What is needed: Could you write out the records below exactly as they appear, leaving out any pictures?
====== Material provided ======
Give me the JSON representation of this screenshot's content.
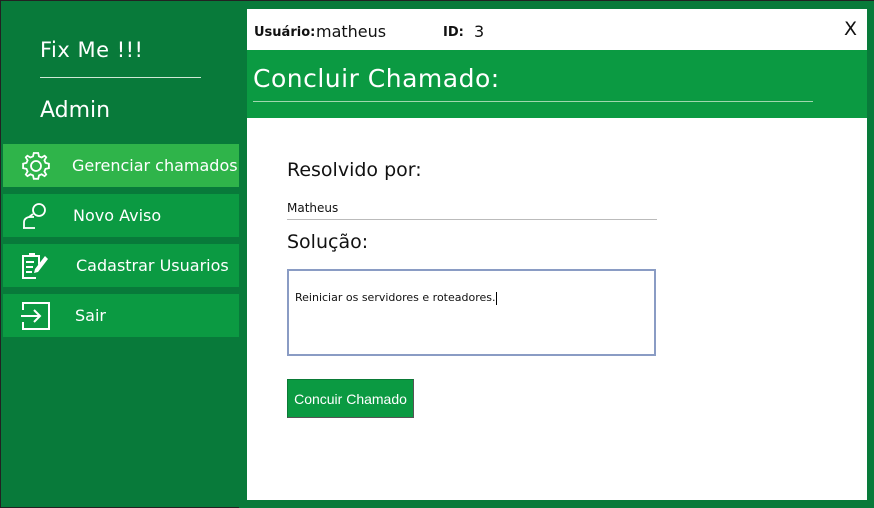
{
  "sidebar": {
    "app_title": "Fix Me !!!",
    "role": "Admin",
    "items": [
      {
        "label": "Gerenciar chamados",
        "icon": "gear-icon",
        "active": true
      },
      {
        "label": "Novo Aviso",
        "icon": "user-notice-icon",
        "active": false
      },
      {
        "label": "Cadastrar Usuarios",
        "icon": "clipboard-edit-icon",
        "active": false
      },
      {
        "label": "Sair",
        "icon": "exit-icon",
        "active": false
      }
    ]
  },
  "header": {
    "user_label": "Usuário:",
    "user_value": "matheus",
    "id_label": "ID:",
    "id_value": "3",
    "close_label": "X",
    "title": "Concluir  Chamado:"
  },
  "form": {
    "resolved_label": "Resolvido por:",
    "resolved_value": "Matheus",
    "solution_label": "Solução:",
    "solution_value": "Reiniciar os servidores e roteadores.",
    "submit_label": "Concuir Chamado"
  },
  "colors": {
    "sidebar_bg": "#087a3a",
    "nav_bg": "#0b9a42",
    "nav_active_bg": "#2fb44a",
    "header_bg": "#0b9a42"
  }
}
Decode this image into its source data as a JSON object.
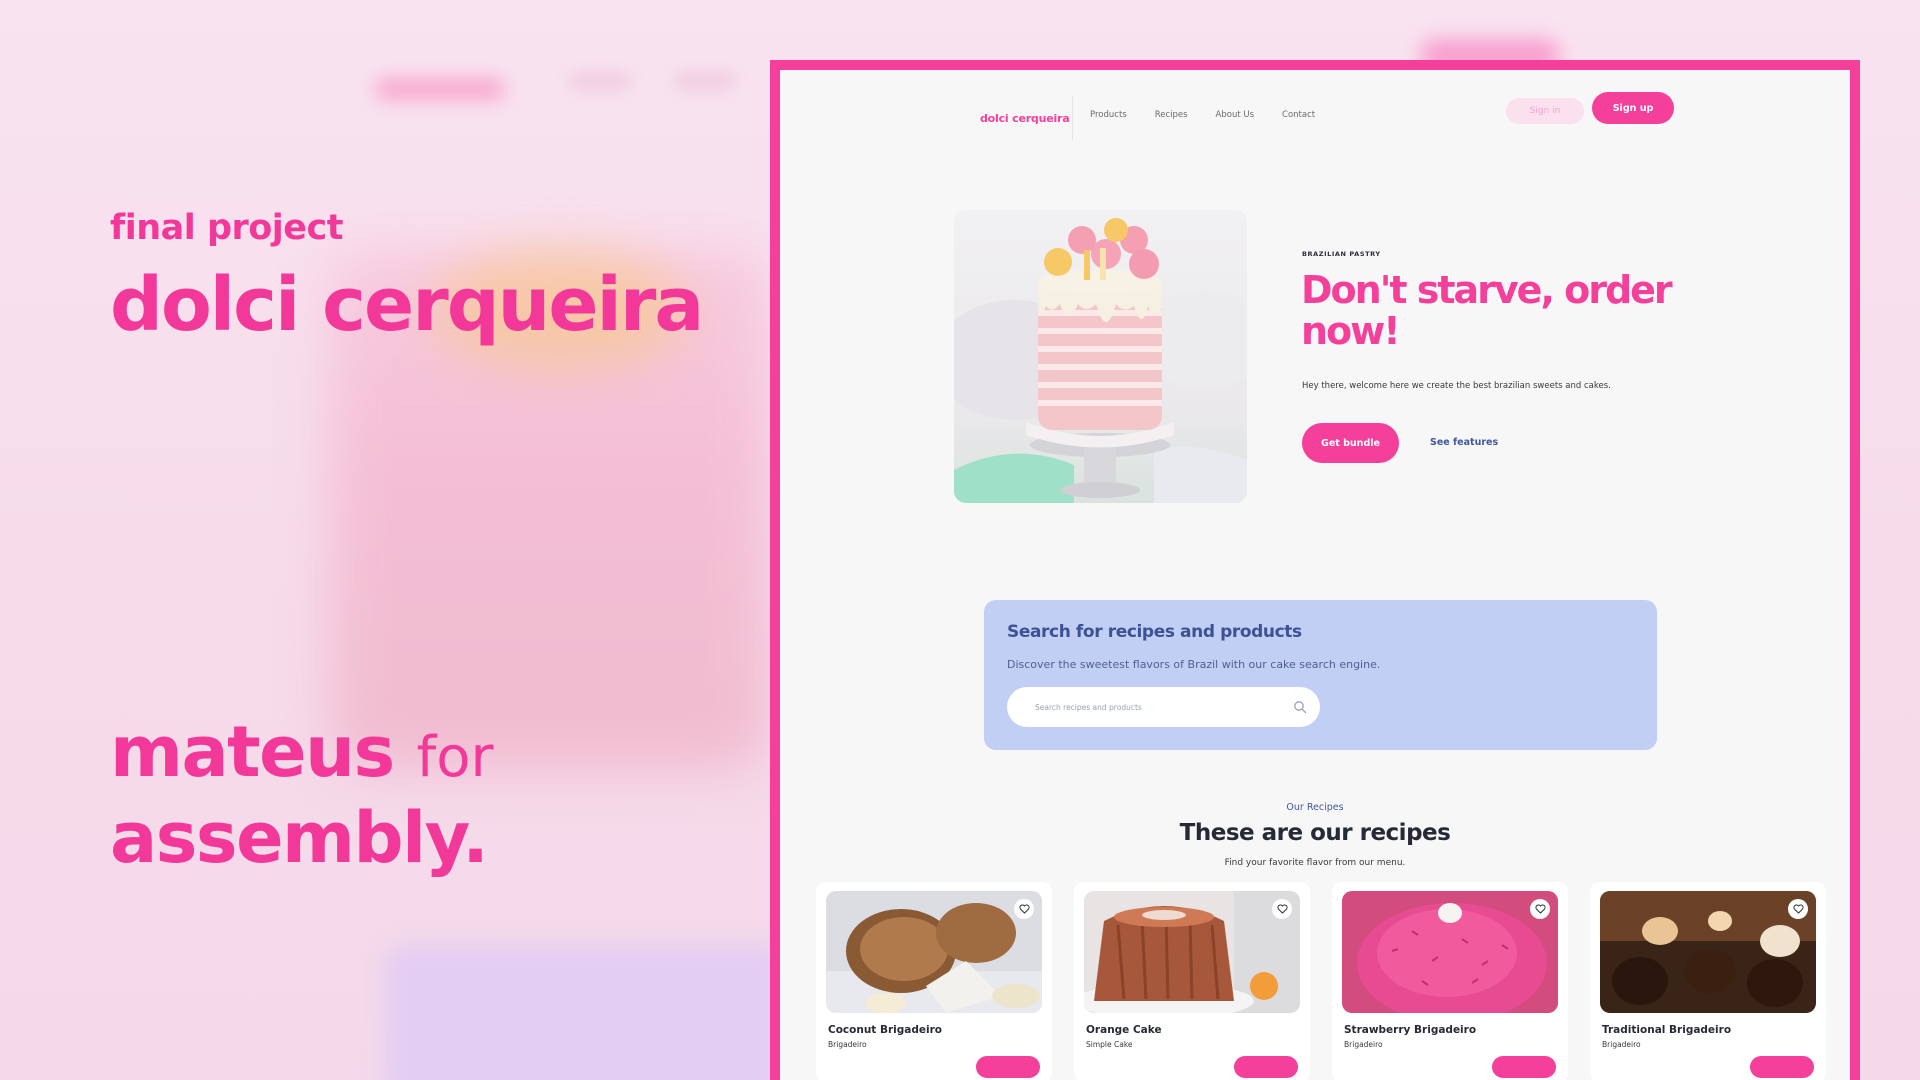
======
Solution for this task:
Give me the JSON representation of this screenshot's content.
{
  "sidebar": {
    "app_title": "Fix Me !!!",
    "role": "Admin",
    "items": [
      {
        "label": "Gerenciar chamados",
        "icon": "gear-icon",
        "active": true
      },
      {
        "label": "Novo Aviso",
        "icon": "user-notice-icon",
        "active": false
      },
      {
        "label": "Cadastrar Usuarios",
        "icon": "clipboard-edit-icon",
        "active": false
      },
      {
        "label": "Sair",
        "icon": "exit-icon",
        "active": false
      }
    ]
  },
  "header": {
    "user_label": "Usuário:",
    "user_value": "matheus",
    "id_label": "ID:",
    "id_value": "3",
    "close_label": "X",
    "title": "Concluir  Chamado:"
  },
  "form": {
    "resolved_label": "Resolvido por:",
    "resolved_value": "Matheus",
    "solution_label": "Solução:",
    "solution_value": "Reiniciar os servidores e roteadores.",
    "submit_label": "Concuir Chamado"
  },
  "colors": {
    "sidebar_bg": "#087a3a",
    "nav_bg": "#0b9a42",
    "nav_active_bg": "#2fb44a",
    "header_bg": "#0b9a42"
  }
}
Decode this image into its source data as a JSON object.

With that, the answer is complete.